Recorded data:

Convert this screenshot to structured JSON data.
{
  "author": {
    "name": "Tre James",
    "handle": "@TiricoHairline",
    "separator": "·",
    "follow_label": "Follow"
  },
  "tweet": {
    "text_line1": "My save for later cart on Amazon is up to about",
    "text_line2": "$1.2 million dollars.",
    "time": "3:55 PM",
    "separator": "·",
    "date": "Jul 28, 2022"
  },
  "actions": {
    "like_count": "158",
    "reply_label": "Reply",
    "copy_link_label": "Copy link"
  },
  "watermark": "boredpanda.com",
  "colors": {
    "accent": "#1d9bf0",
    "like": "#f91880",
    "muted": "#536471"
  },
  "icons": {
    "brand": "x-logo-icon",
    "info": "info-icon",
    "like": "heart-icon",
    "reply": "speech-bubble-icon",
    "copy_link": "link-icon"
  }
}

> SET EXERCISE:
Retype the listing above in full, with no alterations.

> EXERCISE RESPONSE:
Convert this screenshot to structured JSON data.
{
  "author": {
    "name": "Tre James",
    "handle": "@TiricoHairline",
    "separator": "·",
    "follow_label": "Follow"
  },
  "tweet": {
    "text_line1": "My save for later cart on Amazon is up to about",
    "text_line2": "$1.2 million dollars.",
    "time": "3:55 PM",
    "separator": "·",
    "date": "Jul 28, 2022"
  },
  "actions": {
    "like_count": "158",
    "reply_label": "Reply",
    "copy_link_label": "Copy link"
  },
  "watermark": "boredpanda.com",
  "colors": {
    "accent": "#1d9bf0",
    "like": "#f91880",
    "muted": "#536471"
  },
  "icons": {
    "brand": "x-logo-icon",
    "info": "info-icon",
    "like": "heart-icon",
    "reply": "speech-bubble-icon",
    "copy_link": "link-icon"
  }
}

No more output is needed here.